> Objective:
Set all the material down again unchanged, without the pictures.

----

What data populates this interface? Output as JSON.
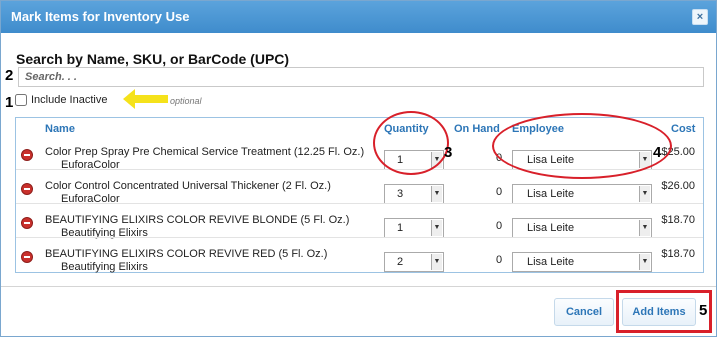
{
  "dialog": {
    "title": "Mark Items for Inventory Use",
    "close_glyph": "×"
  },
  "search": {
    "title": "Search by Name, SKU, or BarCode (UPC)",
    "placeholder": "Search. . ."
  },
  "include_inactive": {
    "label": "Include Inactive",
    "checked": false,
    "hint": "optional"
  },
  "annotations": [
    "1",
    "2",
    "3",
    "4",
    "5"
  ],
  "annotation_color": "#d8202a",
  "arrow_color": "#f5e21b",
  "table": {
    "columns": [
      "Name",
      "Quantity",
      "On Hand",
      "Employee",
      "Cost"
    ],
    "rows": [
      {
        "name": "Color Prep Spray Pre Chemical Service Treatment (12.25 Fl. Oz.)",
        "brand": "EuforaColor",
        "quantity": "1",
        "on_hand": "0",
        "employee": "Lisa Leite",
        "cost": "$25.00"
      },
      {
        "name": "Color Control Concentrated Universal Thickener (2 Fl. Oz.)",
        "brand": "EuforaColor",
        "quantity": "3",
        "on_hand": "0",
        "employee": "Lisa Leite",
        "cost": "$26.00"
      },
      {
        "name": "BEAUTIFYING ELIXIRS COLOR REVIVE BLONDE (5 Fl. Oz.)",
        "brand": "Beautifying Elixirs",
        "quantity": "1",
        "on_hand": "0",
        "employee": "Lisa Leite",
        "cost": "$18.70"
      },
      {
        "name": "BEAUTIFYING ELIXIRS COLOR REVIVE RED (5 Fl. Oz.)",
        "brand": "Beautifying Elixirs",
        "quantity": "2",
        "on_hand": "0",
        "employee": "Lisa Leite",
        "cost": "$18.70"
      }
    ]
  },
  "icons": {
    "remove": "remove-icon",
    "dropdown": "chevron-down-icon",
    "close": "close-icon"
  },
  "footer": {
    "cancel_label": "Cancel",
    "add_label": "Add Items"
  }
}
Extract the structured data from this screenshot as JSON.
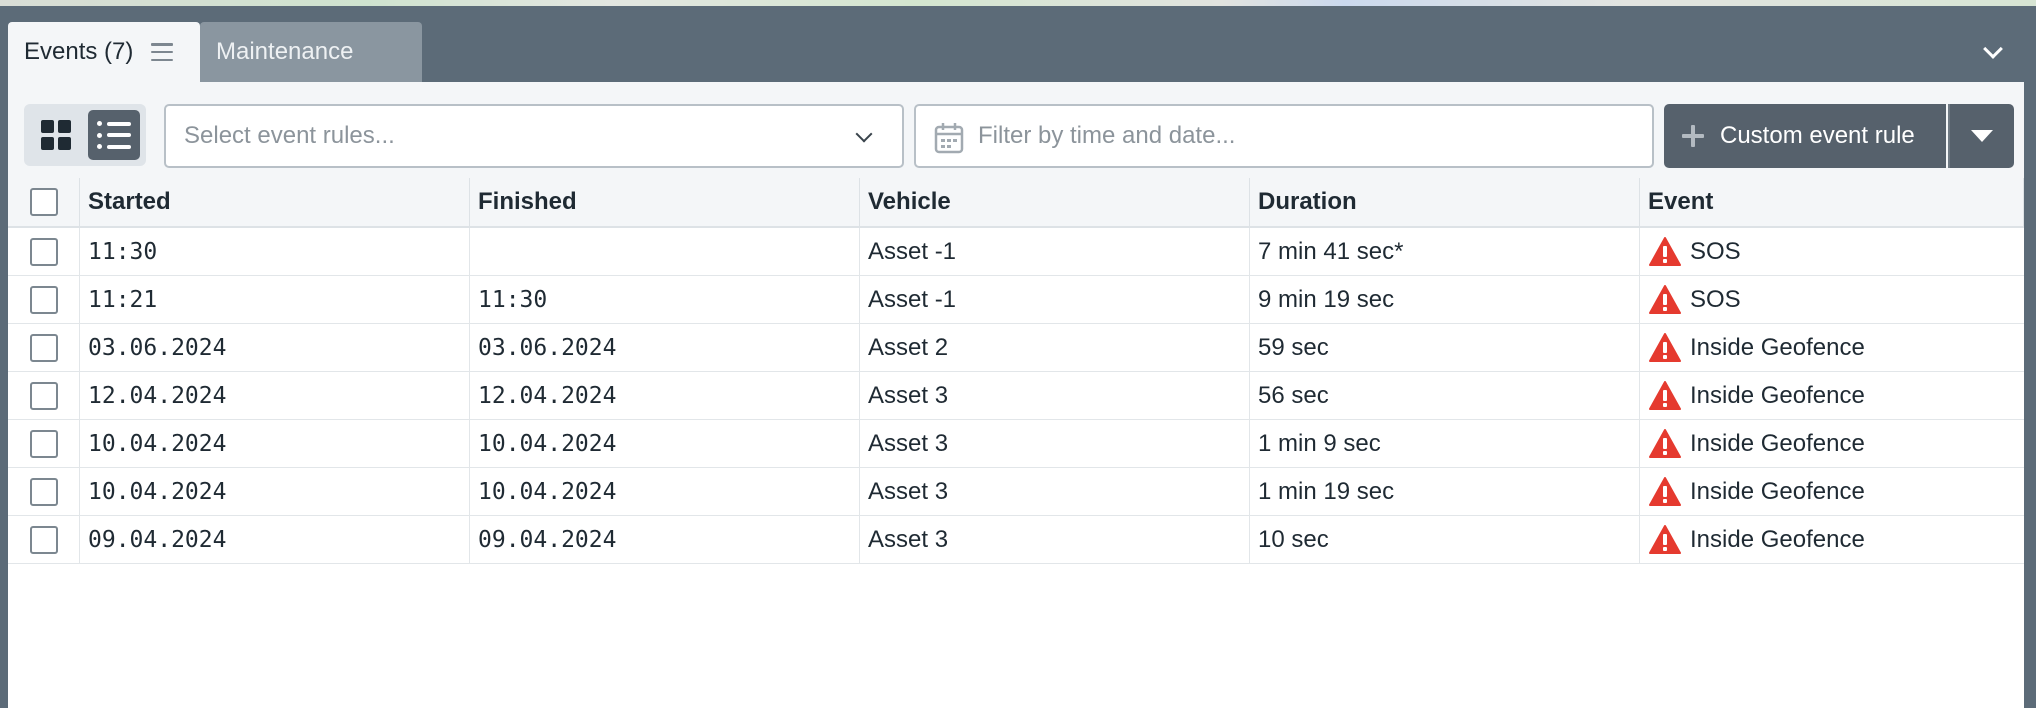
{
  "tabs": {
    "events_label": "Events (7)",
    "maintenance_label": "Maintenance"
  },
  "toolbar": {
    "select_placeholder": "Select event rules...",
    "date_placeholder": "Filter by time and date...",
    "custom_button_label": "Custom event rule"
  },
  "columns": {
    "started": "Started",
    "finished": "Finished",
    "vehicle": "Vehicle",
    "duration": "Duration",
    "event": "Event"
  },
  "rows": [
    {
      "started": "11:30",
      "finished": "",
      "vehicle": "Asset -1",
      "duration": "7 min 41 sec*",
      "event": "SOS"
    },
    {
      "started": "11:21",
      "finished": "11:30",
      "vehicle": "Asset -1",
      "duration": "9 min 19 sec",
      "event": "SOS"
    },
    {
      "started": "03.06.2024",
      "finished": "03.06.2024",
      "vehicle": "Asset 2",
      "duration": "59 sec",
      "event": "Inside Geofence"
    },
    {
      "started": "12.04.2024",
      "finished": "12.04.2024",
      "vehicle": "Asset 3",
      "duration": "56 sec",
      "event": "Inside Geofence"
    },
    {
      "started": "10.04.2024",
      "finished": "10.04.2024",
      "vehicle": "Asset 3",
      "duration": "1 min 9 sec",
      "event": "Inside Geofence"
    },
    {
      "started": "10.04.2024",
      "finished": "10.04.2024",
      "vehicle": "Asset 3",
      "duration": "1 min 19 sec",
      "event": "Inside Geofence"
    },
    {
      "started": "09.04.2024",
      "finished": "09.04.2024",
      "vehicle": "Asset 3",
      "duration": "10 sec",
      "event": "Inside Geofence"
    }
  ],
  "colors": {
    "panel_background": "#5c6b78",
    "active_view_button": "#56616c",
    "warning_red": "#e53a2f"
  },
  "icons": {
    "menu": "hamburger-icon",
    "collapse": "chevron-down-icon",
    "grid_view": "grid-icon",
    "list_view": "list-icon",
    "calendar": "calendar-icon",
    "add": "plus-icon",
    "event_status": "warning-triangle-icon"
  }
}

----

> Answer to the task:
What data populates this interface? Output as JSON.
{
  "dialog": {
    "title": "Mark Items for Inventory Use",
    "close_glyph": "×"
  },
  "search": {
    "title": "Search by Name, SKU, or BarCode (UPC)",
    "placeholder": "Search. . ."
  },
  "include_inactive": {
    "label": "Include Inactive",
    "checked": false,
    "hint": "optional"
  },
  "annotations": [
    "1",
    "2",
    "3",
    "4",
    "5"
  ],
  "annotation_color": "#d8202a",
  "arrow_color": "#f5e21b",
  "table": {
    "columns": [
      "Name",
      "Quantity",
      "On Hand",
      "Employee",
      "Cost"
    ],
    "rows": [
      {
        "name": "Color Prep Spray Pre Chemical Service Treatment (12.25 Fl. Oz.)",
        "brand": "EuforaColor",
        "quantity": "1",
        "on_hand": "0",
        "employee": "Lisa Leite",
        "cost": "$25.00"
      },
      {
        "name": "Color Control Concentrated Universal Thickener (2 Fl. Oz.)",
        "brand": "EuforaColor",
        "quantity": "3",
        "on_hand": "0",
        "employee": "Lisa Leite",
        "cost": "$26.00"
      },
      {
        "name": "BEAUTIFYING ELIXIRS COLOR REVIVE BLONDE (5 Fl. Oz.)",
        "brand": "Beautifying Elixirs",
        "quantity": "1",
        "on_hand": "0",
        "employee": "Lisa Leite",
        "cost": "$18.70"
      },
      {
        "name": "BEAUTIFYING ELIXIRS COLOR REVIVE RED (5 Fl. Oz.)",
        "brand": "Beautifying Elixirs",
        "quantity": "2",
        "on_hand": "0",
        "employee": "Lisa Leite",
        "cost": "$18.70"
      }
    ]
  },
  "icons": {
    "remove": "remove-icon",
    "dropdown": "chevron-down-icon",
    "close": "close-icon"
  },
  "footer": {
    "cancel_label": "Cancel",
    "add_label": "Add Items"
  }
}
Extract the structured data from this screenshot as JSON.
{
  "tabs": {
    "events_label": "Events (7)",
    "maintenance_label": "Maintenance"
  },
  "toolbar": {
    "select_placeholder": "Select event rules...",
    "date_placeholder": "Filter by time and date...",
    "custom_button_label": "Custom event rule"
  },
  "columns": {
    "started": "Started",
    "finished": "Finished",
    "vehicle": "Vehicle",
    "duration": "Duration",
    "event": "Event"
  },
  "rows": [
    {
      "started": "11:30",
      "finished": "",
      "vehicle": "Asset -1",
      "duration": "7 min 41 sec*",
      "event": "SOS"
    },
    {
      "started": "11:21",
      "finished": "11:30",
      "vehicle": "Asset -1",
      "duration": "9 min 19 sec",
      "event": "SOS"
    },
    {
      "started": "03.06.2024",
      "finished": "03.06.2024",
      "vehicle": "Asset 2",
      "duration": "59 sec",
      "event": "Inside Geofence"
    },
    {
      "started": "12.04.2024",
      "finished": "12.04.2024",
      "vehicle": "Asset 3",
      "duration": "56 sec",
      "event": "Inside Geofence"
    },
    {
      "started": "10.04.2024",
      "finished": "10.04.2024",
      "vehicle": "Asset 3",
      "duration": "1 min 9 sec",
      "event": "Inside Geofence"
    },
    {
      "started": "10.04.2024",
      "finished": "10.04.2024",
      "vehicle": "Asset 3",
      "duration": "1 min 19 sec",
      "event": "Inside Geofence"
    },
    {
      "started": "09.04.2024",
      "finished": "09.04.2024",
      "vehicle": "Asset 3",
      "duration": "10 sec",
      "event": "Inside Geofence"
    }
  ],
  "colors": {
    "panel_background": "#5c6b78",
    "active_view_button": "#56616c",
    "warning_red": "#e53a2f"
  },
  "icons": {
    "menu": "hamburger-icon",
    "collapse": "chevron-down-icon",
    "grid_view": "grid-icon",
    "list_view": "list-icon",
    "calendar": "calendar-icon",
    "add": "plus-icon",
    "event_status": "warning-triangle-icon"
  }
}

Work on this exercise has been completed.